**Objetivo do exercício**
Transcreva, do texto sobre a cannabis em Luxemburgo, o trecho entre "Eduardo Reitz" e "guerra à cannabis.", incluindo ambos.

**Texto de leitura**
□ □ □ □ □ □ □

“A guerra à cannabis falhou”: Luxemburgo declara pequena trégua na guerra às drogas

Eduardo Reitz
5 min readMar 7, 2022

Photo by Richard T on Unsplash

A guerra à cannabis falhou”, afirmou o Déi Gréng, o partido Verde de Luxemburgo no dia 22 de outubro em uma nota à imprensa. O longo artigo fazia referência ao anúncio da ministra da saúde, Sam Tanson. Em uma sala com muitos jornalistas e outros ministros, a mulher de óculos grossos e cabelos curtos anunciou: Luxemburgo declarava “trégua” na guerra à cannabis.

A ministra prometeu que o país deve ser o primeiro na Europa a permitir o plantio de até quatro pés de cannabis e o consumo “entre quatro paredes”. A promessa de legalizar a droga já era antiga. Em 2018, o primeiro-ministro Xavier Bettel havia anunciado que a coalizão governante (dos partidos Liberal, Verde e Social-Democrata) planejava descriminalizar a cannabis em seu mandato. Segundo Sam Tanson, a medida pretende com que “o consumidor não fique em situação ilegal se usar cannabis”.

Sam Tanson — Divulgação

A cannabis é a droga mais consumida no país e atualmente possui uma grande cadeia produtiva sustentada sobre o mercado negro. A nova legislação foi comemorada por muitos, que enxergam no pioneirismo luxemburguês o primeiro passo para evoluir um mercado legal e abrangente de cannabis. Mesmo assim, há profissionais e governantes que levantam suas ressalvas à medida do país, quer por dar um passo “muito grande”, quer por fazer uma reforma muito tímida.

Afinal, quem vem ganhando na guerra às drogas? E como os liberais se posicionam em relação à medida?

□ □ □ □ □ □ □

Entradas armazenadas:
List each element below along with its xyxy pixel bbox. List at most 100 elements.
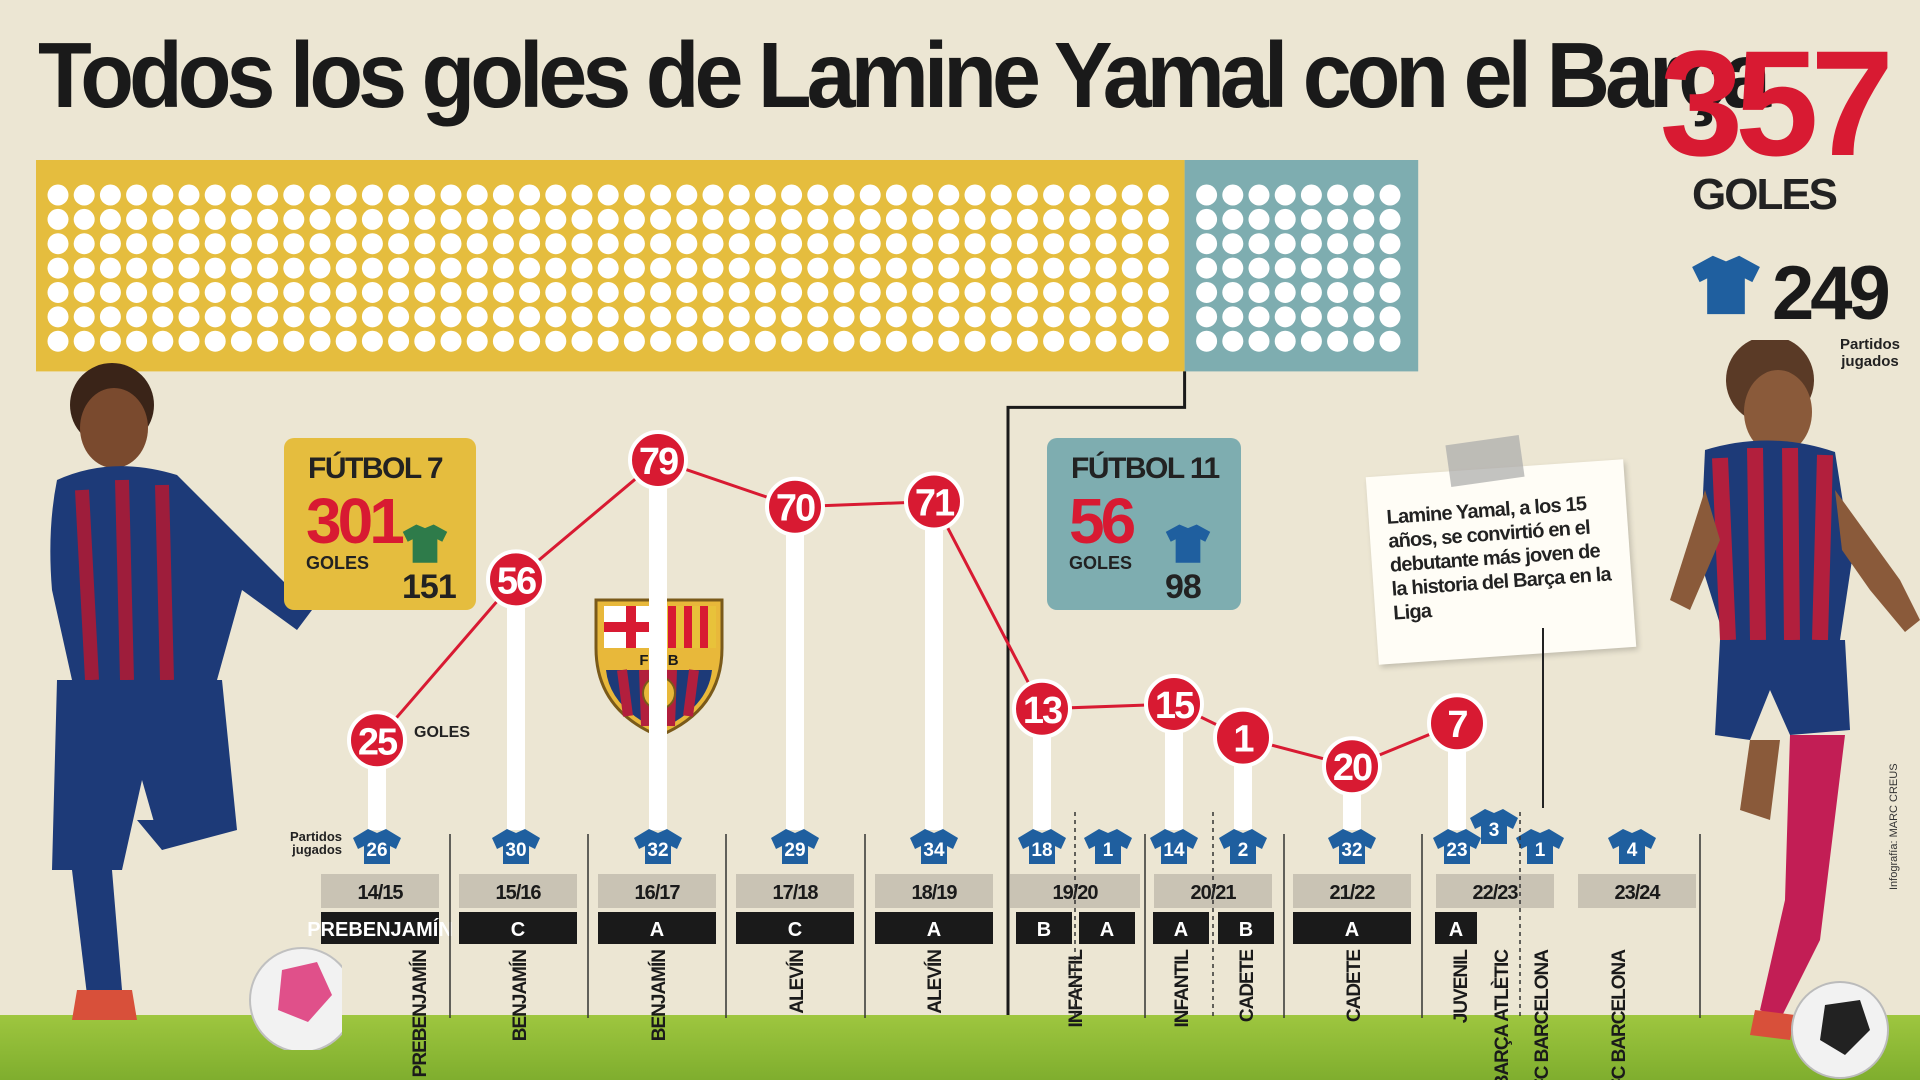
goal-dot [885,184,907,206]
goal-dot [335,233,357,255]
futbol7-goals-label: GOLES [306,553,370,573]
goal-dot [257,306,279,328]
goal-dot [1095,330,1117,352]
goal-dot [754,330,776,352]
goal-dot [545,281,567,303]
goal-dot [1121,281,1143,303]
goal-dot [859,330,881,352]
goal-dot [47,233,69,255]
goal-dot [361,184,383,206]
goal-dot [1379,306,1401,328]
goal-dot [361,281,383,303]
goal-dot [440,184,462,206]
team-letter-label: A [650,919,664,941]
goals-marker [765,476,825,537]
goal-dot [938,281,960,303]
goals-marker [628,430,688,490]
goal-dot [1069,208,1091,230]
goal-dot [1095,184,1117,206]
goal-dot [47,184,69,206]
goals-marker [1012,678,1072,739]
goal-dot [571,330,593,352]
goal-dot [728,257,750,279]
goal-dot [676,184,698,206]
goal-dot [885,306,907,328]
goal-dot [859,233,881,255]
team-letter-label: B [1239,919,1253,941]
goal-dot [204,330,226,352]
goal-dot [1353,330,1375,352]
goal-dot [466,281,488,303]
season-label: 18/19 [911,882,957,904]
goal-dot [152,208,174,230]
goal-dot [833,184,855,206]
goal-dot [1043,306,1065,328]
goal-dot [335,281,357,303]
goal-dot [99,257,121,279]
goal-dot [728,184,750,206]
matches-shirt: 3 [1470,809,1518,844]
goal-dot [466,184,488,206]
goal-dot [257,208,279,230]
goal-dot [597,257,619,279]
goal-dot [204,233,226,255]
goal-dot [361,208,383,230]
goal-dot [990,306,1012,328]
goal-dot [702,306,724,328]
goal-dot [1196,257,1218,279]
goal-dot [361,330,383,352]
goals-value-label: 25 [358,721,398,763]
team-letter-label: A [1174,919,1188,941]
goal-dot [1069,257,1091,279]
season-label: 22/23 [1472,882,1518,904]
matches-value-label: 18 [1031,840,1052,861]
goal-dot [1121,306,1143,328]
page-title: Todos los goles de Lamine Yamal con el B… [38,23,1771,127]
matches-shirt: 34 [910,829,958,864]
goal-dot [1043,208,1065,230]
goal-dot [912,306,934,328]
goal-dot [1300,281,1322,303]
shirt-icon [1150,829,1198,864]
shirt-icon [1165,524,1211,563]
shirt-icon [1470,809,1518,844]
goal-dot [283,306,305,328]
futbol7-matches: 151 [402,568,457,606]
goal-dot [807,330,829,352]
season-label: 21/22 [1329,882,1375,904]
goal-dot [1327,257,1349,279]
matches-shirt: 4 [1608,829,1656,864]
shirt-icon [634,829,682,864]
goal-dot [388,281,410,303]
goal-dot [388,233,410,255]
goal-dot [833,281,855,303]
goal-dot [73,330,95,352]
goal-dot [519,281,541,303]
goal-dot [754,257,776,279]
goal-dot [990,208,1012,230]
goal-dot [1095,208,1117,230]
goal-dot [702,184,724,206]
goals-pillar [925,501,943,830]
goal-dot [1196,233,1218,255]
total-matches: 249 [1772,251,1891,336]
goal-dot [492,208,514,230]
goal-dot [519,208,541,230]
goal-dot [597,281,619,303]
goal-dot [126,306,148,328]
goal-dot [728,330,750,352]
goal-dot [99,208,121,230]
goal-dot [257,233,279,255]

□ □ □ □ □ □ □

**Resultado da tarefa**
Eduardo Reitz
5 min readMar 7, 2022

Photo by Richard T on Unsplash

A guerra à cannabis falhou”, afirmou o Déi Gréng, o partido Verde de Luxemburgo no dia 22 de outubro em uma nota à imprensa. O longo artigo fazia referência ao anúncio da ministra da saúde, Sam Tanson. Em uma sala com muitos jornalistas e outros ministros, a mulher de óculos grossos e cabelos curtos anunciou: Luxemburgo declarava “trégua” na guerra à cannabis.